■ Records for the exercise:
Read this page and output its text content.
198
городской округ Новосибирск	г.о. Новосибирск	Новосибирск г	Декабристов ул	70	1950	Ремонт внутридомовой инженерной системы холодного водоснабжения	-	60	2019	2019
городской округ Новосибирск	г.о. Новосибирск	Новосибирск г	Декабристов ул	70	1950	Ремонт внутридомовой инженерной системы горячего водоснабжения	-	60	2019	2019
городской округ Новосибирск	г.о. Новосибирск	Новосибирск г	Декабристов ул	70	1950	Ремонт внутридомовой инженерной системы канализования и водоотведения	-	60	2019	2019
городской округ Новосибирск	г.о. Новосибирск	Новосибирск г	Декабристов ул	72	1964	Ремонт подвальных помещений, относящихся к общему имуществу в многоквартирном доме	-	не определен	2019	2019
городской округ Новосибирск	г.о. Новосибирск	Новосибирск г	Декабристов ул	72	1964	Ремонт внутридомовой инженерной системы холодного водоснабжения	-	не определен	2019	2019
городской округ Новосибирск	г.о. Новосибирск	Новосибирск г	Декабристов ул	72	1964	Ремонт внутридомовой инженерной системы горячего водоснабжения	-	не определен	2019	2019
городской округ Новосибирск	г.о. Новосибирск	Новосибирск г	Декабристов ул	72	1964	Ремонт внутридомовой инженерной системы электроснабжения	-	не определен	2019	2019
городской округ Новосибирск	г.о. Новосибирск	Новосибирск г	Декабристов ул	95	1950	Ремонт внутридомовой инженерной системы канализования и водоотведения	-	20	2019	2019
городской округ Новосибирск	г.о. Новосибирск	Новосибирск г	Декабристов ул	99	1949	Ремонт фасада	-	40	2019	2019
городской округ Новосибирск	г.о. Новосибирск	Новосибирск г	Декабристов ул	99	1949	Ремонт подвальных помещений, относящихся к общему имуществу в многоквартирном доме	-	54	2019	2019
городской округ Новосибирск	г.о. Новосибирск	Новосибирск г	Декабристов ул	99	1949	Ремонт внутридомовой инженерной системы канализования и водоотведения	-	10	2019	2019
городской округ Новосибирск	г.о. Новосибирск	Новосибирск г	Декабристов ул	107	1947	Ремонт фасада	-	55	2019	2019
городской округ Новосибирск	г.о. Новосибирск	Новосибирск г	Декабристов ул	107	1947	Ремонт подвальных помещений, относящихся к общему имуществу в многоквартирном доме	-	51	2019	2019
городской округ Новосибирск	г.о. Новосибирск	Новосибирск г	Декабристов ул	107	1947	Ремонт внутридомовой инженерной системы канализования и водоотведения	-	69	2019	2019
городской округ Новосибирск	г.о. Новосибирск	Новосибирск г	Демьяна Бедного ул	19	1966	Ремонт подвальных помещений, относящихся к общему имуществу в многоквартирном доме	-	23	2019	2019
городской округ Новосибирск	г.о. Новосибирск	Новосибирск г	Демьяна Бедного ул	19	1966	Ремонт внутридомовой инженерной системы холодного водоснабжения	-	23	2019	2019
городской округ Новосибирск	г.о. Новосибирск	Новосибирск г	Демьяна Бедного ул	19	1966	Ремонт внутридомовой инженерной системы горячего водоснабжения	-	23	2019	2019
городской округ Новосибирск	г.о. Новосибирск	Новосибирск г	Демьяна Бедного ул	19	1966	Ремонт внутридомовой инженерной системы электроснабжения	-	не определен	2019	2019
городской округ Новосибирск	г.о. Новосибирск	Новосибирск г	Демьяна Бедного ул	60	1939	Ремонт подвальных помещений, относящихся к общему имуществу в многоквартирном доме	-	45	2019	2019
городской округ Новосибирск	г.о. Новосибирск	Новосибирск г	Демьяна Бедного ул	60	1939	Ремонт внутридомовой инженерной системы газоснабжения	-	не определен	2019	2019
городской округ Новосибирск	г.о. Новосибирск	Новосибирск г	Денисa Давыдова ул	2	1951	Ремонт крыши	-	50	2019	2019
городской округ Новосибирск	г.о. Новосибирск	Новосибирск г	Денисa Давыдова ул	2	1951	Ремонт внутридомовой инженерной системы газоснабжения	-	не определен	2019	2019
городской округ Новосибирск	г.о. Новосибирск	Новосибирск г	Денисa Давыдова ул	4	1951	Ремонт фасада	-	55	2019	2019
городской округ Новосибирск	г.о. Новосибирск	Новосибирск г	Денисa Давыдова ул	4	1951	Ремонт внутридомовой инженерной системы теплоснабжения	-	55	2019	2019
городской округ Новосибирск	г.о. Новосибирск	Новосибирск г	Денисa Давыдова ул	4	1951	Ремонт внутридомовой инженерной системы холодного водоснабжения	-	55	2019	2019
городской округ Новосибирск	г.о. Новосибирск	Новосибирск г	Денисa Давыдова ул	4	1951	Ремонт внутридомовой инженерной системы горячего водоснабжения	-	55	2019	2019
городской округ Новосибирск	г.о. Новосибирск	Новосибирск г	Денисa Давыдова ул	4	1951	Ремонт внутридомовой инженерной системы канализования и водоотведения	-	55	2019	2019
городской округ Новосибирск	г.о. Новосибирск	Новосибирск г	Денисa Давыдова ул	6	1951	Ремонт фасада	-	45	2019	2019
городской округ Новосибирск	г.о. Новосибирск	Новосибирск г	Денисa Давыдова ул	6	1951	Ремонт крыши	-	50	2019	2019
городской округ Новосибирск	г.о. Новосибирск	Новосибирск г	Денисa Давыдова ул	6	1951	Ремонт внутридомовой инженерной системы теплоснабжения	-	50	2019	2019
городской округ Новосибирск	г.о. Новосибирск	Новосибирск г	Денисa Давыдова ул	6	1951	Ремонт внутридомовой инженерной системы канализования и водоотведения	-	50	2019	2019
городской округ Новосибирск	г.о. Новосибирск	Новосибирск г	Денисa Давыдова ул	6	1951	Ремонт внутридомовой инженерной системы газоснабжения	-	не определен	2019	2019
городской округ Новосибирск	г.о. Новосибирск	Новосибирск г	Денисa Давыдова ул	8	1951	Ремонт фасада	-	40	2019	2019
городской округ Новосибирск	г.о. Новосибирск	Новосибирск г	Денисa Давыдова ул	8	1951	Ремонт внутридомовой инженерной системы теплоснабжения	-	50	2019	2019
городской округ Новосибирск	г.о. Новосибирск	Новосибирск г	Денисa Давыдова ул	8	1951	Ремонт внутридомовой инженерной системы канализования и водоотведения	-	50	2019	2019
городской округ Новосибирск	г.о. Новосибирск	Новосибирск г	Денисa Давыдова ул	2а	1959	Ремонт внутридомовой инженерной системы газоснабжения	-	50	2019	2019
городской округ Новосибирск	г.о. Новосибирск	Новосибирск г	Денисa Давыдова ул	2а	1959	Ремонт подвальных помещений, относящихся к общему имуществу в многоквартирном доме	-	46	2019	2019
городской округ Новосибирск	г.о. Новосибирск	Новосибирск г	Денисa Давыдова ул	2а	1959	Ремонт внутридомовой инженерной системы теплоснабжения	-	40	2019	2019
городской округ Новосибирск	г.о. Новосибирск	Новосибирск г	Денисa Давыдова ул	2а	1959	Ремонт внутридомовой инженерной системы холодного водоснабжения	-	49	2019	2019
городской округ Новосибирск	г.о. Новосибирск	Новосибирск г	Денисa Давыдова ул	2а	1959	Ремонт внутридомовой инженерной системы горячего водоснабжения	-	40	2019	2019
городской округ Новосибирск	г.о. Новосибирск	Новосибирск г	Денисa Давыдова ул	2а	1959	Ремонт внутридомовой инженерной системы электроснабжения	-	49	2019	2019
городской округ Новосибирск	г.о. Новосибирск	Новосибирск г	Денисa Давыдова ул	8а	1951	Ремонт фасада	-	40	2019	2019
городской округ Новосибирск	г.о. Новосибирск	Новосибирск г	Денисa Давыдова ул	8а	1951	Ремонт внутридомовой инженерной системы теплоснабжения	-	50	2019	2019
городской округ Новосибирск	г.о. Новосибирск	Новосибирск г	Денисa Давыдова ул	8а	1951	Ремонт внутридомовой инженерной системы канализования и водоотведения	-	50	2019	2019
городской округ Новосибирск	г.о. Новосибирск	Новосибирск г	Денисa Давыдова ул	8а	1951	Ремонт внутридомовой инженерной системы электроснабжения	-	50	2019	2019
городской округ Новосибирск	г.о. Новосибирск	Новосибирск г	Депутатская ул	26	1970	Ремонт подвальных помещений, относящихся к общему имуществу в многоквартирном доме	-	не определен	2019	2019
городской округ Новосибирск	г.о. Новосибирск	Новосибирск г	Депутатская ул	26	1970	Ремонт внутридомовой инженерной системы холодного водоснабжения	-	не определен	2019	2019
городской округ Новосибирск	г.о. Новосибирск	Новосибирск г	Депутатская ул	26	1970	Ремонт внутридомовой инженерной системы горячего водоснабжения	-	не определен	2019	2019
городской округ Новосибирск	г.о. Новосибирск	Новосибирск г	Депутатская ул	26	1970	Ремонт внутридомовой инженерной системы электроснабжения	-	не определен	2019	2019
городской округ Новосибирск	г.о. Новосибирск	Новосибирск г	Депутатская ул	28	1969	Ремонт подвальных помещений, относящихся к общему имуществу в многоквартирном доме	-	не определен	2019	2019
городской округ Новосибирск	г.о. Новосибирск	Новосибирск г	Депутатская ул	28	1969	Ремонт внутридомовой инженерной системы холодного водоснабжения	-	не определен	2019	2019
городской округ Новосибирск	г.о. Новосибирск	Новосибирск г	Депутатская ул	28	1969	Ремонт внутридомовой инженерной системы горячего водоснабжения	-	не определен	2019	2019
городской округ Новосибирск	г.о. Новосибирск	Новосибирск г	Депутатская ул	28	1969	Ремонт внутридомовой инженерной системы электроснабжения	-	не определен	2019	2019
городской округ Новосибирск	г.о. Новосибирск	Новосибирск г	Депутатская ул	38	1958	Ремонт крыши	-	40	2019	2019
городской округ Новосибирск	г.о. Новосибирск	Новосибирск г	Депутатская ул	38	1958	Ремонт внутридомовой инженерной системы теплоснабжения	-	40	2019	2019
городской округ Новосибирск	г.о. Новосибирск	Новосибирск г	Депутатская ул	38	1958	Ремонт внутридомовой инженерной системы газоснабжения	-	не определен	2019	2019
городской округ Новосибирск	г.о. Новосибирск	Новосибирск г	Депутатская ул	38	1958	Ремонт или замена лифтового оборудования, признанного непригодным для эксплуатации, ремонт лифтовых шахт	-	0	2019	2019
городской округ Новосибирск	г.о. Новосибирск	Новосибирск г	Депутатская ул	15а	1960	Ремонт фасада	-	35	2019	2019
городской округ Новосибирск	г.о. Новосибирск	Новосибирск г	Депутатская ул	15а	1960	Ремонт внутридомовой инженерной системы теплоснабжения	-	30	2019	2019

■ Short task: From the entries above, return each line with the word "крыши" in it.

■ Task solution:
городской округ Новосибирск	г.о. Новосибирск	Новосибирск г	Денисa Давыдова ул	2	1951	Ремонт крыши	-	50	2019	2019
городской округ Новосибирск	г.о. Новосибирск	Новосибирск г	Денисa Давыдова ул	6	1951	Ремонт крыши	-	50	2019	2019
городской округ Новосибирск	г.о. Новосибирск	Новосибирск г	Депутатская ул	38	1958	Ремонт крыши	-	40	2019	2019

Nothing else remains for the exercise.